Directive 1 —
Rewrite the John Lennon recollection from "A moment later, Jonny" to "two demented roadrunners.", with "roadrunners" changed to "jackrabbits".
Directive 2 —
According to the John Lennon recollection, how old was the narrator when the Beatles invaded America?
Directive 3 —
Pick up the John Lennon recollection after its last sentence and keep it going.

Extract to read —
That night in January of ‘75—if I’m remembering correctly, it was a Tuesday or Wednesday, I know for sure it was a weeknight—my old friend (and brilliant drummer) Cliff Hochberg and I were bored and, looking for something to do, drove into the City—if you lived in Brooklyn, you never referred to it as Manhattan, it was just the City—to hang out at the Record Plant with Jonny. (Something we did regularly because...well, wouldn’t you?) There was nothing of any major (or even minor) import going on that night: we were just drifting from the band’s rehearsal room to a little songwriting studio that had been set up for Jonny. At one point, I was sitting alone in the hall when I saw Roy Cicala walk by. A moment later, Cliff appeared, with an excited expression on his face. “Do you know who’s here?” he asked. “Yeah,” I replied, not sure why Roy’s appearance had Cliff so elated, “Mr. C.” “No,” Cliff said; and then, after a suitably dramatic pause (hey, even if he didn’t pause, he should have), he added: “Mr. L.”

Cue the thunder and lightning. Cue the orchestra. Cue the earth shaking beneath our feet. John Lennon was in the building. John Lennon: the man whose music and wisdom, anger, wit, lunacy and honesty had fascinated and inspired me since the Beatles invaded America when I was ten years old.

A moment later, Jonny appeared. “Hey,” he said, casually (he, of course, knew there was nothing casual about it), “you guys wanna meet John?” By the time he’d finished that sentence, Cliff and I were racing down the hall ahead of him, like two demented roadrunners.

Given records —

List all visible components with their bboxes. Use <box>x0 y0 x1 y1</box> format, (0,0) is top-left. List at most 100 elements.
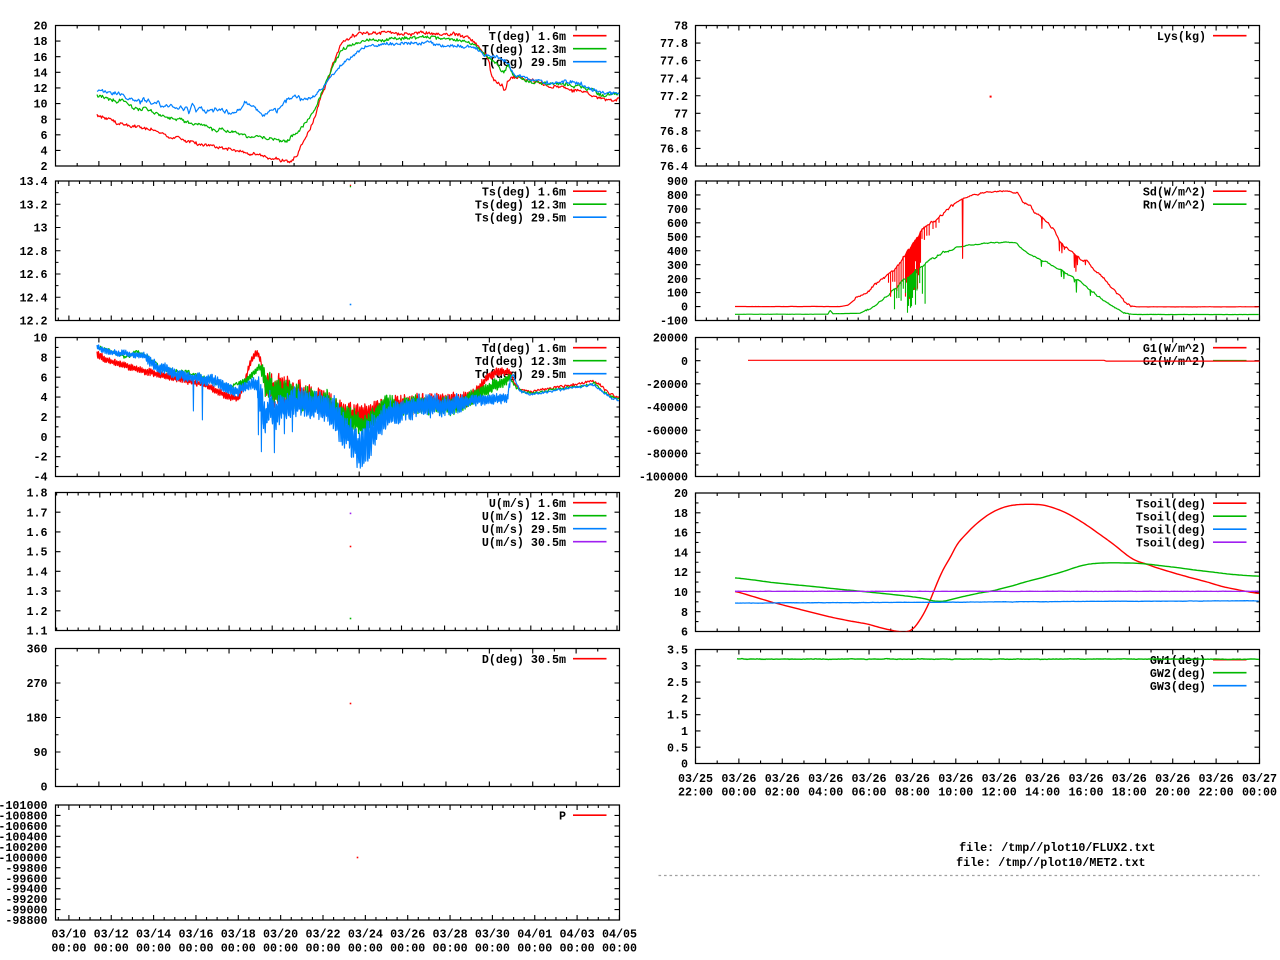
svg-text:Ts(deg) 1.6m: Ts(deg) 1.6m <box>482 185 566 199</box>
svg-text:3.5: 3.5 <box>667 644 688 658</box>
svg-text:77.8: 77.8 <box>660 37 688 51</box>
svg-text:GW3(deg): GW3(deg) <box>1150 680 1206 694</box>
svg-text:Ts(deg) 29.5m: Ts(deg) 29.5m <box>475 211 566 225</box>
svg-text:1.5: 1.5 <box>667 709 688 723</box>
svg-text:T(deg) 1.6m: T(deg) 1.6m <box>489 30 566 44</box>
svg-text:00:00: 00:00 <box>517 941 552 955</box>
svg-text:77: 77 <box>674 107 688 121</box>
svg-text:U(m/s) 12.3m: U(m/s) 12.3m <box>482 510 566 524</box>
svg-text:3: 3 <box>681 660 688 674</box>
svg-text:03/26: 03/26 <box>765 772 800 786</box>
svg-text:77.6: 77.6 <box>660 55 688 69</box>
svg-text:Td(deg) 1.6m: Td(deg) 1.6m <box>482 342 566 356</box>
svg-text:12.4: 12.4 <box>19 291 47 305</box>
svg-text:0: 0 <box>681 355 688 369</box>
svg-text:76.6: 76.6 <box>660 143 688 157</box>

Expected answer 1 —
A moment later, Jonny appeared. “Hey,” he said, casually (he, of course, knew there was nothing casual about it), “you guys wanna meet John?” By the time he’d finished that sentence, Cliff and I were racing down the hall ahead of him, like two demented jackrabbits.

Expected answer 2 —
Ten years old.

Expected answer 3 —
Lennon was in Cicala’s office and that’s where we (along with several of the BOMF boys) were headed. When we stepped into Roy’s outer office, we heard a distinctive nasal voice—a unique mixture of Liverpool and New York—from inside. It was a voice I’d been hearing for most of my life, but always on television, on the radio, on the record player. But now that voice—and the source of that voice—was on the other side of the wall. I’m sure my cheeks drained of color: it's a miracle the top of my head didn’t blow right off. Cliff and I exchanged looks of wonder—he was as much a Beatles fanatic as I was and (almost) as big a Lennon fan—and then we filed into the main office.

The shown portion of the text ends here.